*Description of the task*:
Leave out any pictures and transcribe all other data below exactly.

*Input material*:
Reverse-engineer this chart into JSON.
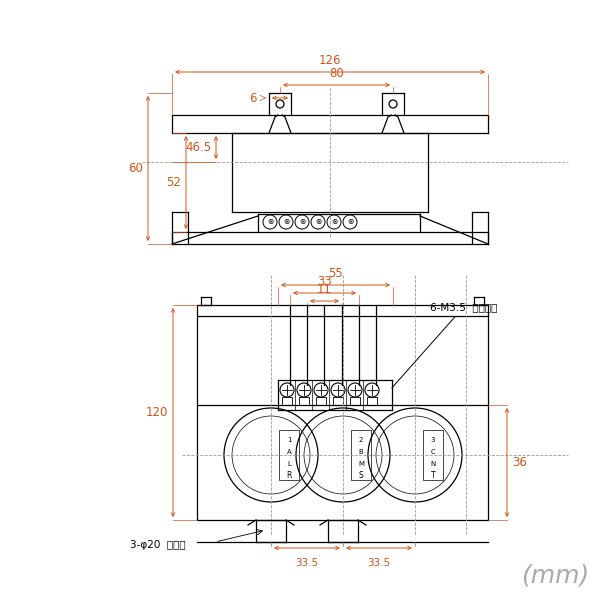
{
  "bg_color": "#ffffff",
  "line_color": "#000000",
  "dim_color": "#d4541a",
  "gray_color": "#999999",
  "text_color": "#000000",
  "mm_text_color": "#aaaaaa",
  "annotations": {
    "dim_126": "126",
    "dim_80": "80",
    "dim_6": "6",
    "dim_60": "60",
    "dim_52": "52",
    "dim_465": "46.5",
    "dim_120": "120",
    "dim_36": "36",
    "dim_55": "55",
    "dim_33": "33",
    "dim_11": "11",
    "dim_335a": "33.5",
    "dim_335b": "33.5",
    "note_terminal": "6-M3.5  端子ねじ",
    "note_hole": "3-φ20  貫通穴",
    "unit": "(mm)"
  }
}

*Solution for this exercise*:
Reverse-engineer this chart into JSON.
{
  "bg_color": "#ffffff",
  "line_color": "#000000",
  "dim_color": "#d4541a",
  "gray_color": "#999999",
  "text_color": "#000000",
  "mm_text_color": "#aaaaaa",
  "annotations": {
    "dim_126": "126",
    "dim_80": "80",
    "dim_6": "6",
    "dim_60": "60",
    "dim_52": "52",
    "dim_465": "46.5",
    "dim_120": "120",
    "dim_36": "36",
    "dim_55": "55",
    "dim_33": "33",
    "dim_11": "11",
    "dim_335a": "33.5",
    "dim_335b": "33.5",
    "note_terminal": "6-M3.5  端子ねじ",
    "note_hole": "3-φ20  貫通穴",
    "unit": "(mm)"
  }
}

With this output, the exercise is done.